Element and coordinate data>
####################

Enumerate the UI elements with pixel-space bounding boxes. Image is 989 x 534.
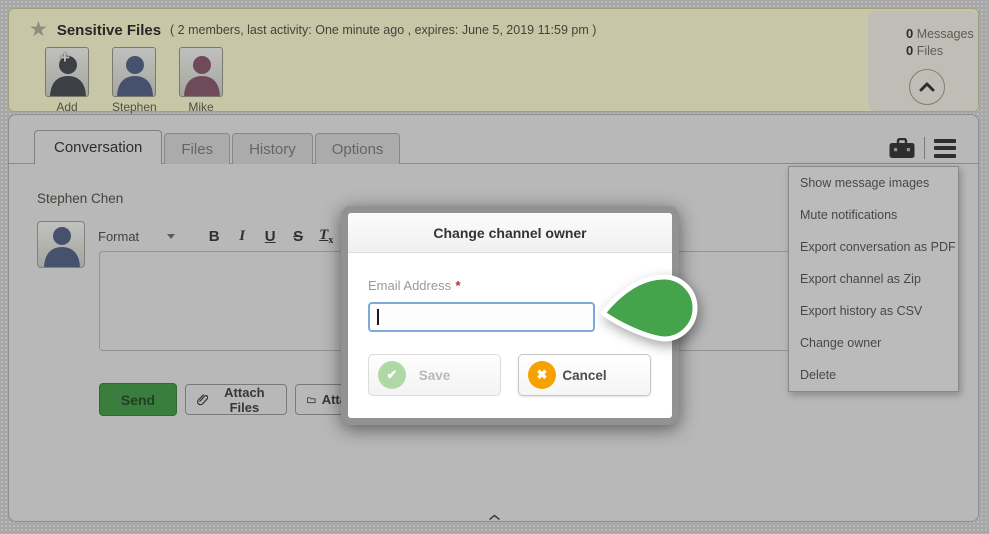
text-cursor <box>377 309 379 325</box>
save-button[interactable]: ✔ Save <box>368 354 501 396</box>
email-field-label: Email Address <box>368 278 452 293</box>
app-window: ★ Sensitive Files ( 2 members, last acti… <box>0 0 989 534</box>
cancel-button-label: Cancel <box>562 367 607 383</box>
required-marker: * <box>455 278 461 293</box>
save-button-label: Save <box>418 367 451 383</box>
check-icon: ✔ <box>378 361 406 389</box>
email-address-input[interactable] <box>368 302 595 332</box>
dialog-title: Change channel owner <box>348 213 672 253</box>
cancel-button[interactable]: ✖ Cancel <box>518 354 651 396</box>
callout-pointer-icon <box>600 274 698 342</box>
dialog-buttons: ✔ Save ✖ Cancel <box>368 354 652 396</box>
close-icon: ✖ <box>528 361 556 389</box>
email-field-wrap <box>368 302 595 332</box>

####################

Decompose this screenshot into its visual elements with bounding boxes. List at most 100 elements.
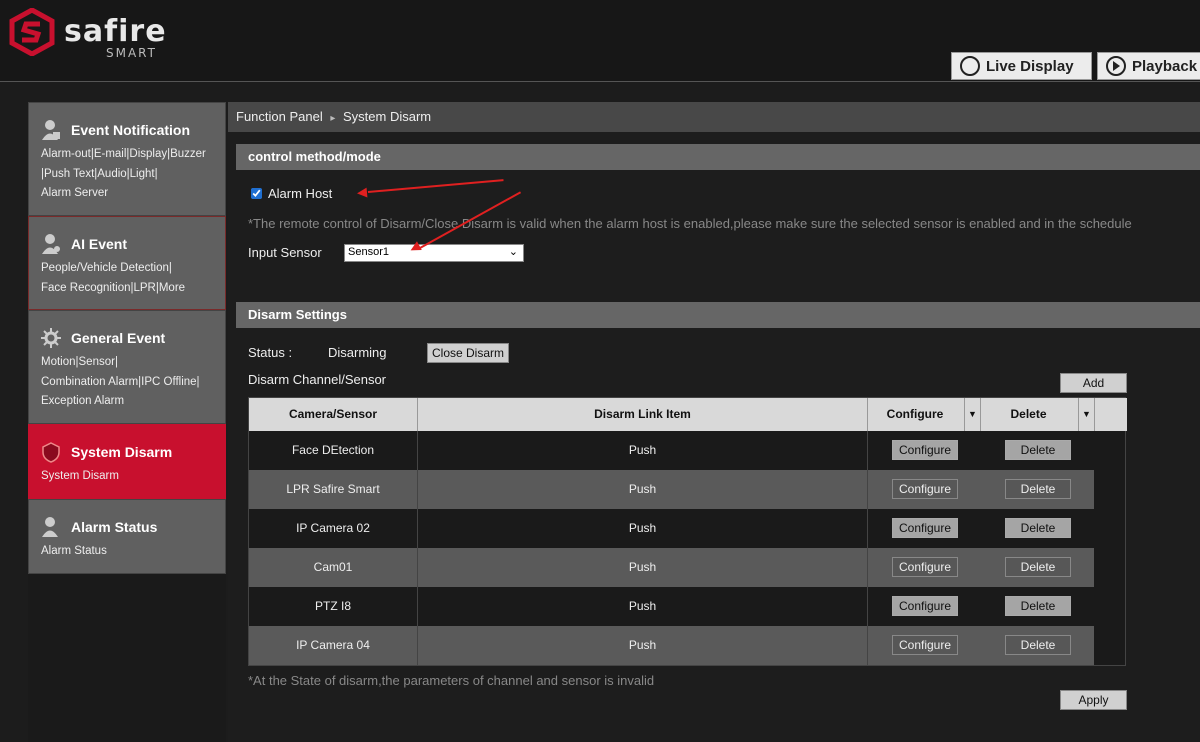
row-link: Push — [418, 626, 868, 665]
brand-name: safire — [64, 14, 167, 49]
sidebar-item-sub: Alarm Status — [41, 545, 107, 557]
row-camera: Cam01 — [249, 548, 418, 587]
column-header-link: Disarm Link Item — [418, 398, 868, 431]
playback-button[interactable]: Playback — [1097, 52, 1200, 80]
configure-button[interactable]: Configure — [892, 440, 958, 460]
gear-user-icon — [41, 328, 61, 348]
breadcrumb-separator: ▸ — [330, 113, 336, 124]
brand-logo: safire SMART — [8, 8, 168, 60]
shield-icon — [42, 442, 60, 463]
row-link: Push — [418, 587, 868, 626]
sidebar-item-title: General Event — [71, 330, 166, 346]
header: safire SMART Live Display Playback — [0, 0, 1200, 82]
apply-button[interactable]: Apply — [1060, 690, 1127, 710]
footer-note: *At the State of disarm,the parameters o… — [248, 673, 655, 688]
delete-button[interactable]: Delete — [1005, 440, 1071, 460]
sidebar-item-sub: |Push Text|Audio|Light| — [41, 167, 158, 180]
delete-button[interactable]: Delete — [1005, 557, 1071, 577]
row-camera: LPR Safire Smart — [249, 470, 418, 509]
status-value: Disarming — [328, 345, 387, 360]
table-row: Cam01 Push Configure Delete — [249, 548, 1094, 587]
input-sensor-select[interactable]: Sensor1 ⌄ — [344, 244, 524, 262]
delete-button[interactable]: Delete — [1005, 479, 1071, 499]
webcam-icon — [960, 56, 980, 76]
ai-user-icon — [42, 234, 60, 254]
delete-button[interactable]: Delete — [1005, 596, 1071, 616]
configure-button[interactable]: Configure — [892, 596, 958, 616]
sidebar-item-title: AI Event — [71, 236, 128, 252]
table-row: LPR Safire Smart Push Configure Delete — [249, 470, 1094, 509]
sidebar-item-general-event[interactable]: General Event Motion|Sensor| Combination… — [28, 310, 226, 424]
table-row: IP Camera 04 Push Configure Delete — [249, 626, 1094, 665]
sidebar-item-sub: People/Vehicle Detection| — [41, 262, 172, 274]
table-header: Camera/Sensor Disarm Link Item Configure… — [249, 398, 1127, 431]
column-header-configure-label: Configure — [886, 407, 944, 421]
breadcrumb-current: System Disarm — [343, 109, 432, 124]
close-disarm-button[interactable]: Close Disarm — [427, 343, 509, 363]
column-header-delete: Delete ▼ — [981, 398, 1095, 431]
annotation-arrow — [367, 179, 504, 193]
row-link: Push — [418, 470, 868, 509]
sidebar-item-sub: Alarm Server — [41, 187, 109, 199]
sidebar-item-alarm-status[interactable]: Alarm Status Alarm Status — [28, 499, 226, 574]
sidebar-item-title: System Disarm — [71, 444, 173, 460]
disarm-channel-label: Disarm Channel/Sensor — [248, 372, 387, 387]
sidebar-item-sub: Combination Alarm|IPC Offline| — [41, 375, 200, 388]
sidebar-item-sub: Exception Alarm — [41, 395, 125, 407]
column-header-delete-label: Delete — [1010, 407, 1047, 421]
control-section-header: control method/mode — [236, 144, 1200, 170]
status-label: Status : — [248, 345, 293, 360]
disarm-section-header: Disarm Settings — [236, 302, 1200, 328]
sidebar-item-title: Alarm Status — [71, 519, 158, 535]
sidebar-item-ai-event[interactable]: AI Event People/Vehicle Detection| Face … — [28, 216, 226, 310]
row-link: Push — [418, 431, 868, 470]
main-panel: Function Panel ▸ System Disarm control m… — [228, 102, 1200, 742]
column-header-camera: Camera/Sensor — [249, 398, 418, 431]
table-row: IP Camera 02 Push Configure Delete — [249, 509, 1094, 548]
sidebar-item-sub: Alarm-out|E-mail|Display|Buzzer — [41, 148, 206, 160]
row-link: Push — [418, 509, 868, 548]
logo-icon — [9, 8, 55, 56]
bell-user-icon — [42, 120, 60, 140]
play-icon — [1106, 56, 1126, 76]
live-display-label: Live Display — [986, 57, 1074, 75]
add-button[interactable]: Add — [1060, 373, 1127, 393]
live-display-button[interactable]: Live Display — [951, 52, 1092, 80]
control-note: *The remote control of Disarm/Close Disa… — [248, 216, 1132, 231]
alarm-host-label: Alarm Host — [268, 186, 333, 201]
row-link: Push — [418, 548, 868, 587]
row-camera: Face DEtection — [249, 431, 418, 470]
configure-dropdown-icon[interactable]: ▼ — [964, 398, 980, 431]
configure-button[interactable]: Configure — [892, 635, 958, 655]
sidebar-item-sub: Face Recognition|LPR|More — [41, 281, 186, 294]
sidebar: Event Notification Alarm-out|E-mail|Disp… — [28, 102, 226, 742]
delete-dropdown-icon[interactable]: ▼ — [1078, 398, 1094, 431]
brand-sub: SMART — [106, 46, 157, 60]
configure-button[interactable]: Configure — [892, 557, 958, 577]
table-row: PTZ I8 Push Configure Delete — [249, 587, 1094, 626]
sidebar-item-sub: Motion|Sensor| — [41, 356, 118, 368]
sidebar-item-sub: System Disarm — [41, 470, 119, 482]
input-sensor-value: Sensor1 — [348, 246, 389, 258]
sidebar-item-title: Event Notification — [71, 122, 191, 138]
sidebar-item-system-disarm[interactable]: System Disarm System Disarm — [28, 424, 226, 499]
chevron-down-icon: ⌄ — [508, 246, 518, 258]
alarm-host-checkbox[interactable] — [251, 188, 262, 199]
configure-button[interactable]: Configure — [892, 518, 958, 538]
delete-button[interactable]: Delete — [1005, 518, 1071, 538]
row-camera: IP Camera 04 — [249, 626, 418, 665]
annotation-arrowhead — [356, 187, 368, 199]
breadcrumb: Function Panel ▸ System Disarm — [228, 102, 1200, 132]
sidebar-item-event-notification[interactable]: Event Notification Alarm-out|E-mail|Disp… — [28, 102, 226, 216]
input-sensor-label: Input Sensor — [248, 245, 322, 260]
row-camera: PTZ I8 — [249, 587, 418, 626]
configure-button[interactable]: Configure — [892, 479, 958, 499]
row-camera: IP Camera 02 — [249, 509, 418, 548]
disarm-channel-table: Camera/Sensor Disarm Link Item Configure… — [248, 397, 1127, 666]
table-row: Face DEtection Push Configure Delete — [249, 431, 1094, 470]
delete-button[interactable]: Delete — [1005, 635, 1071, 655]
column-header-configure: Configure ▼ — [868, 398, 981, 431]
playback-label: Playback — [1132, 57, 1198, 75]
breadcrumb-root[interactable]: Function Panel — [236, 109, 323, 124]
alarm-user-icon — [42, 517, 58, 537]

####################

Pull out every line of the data that contains the word "Vehicle", matching its case exactly.

Task output>
sidebar-item-sub: People/Vehicle Detection| — [41, 262, 172, 274]
sidebar-item-ai-event[interactable]: AI Event People/Vehicle Detection| Face … — [28, 216, 226, 310]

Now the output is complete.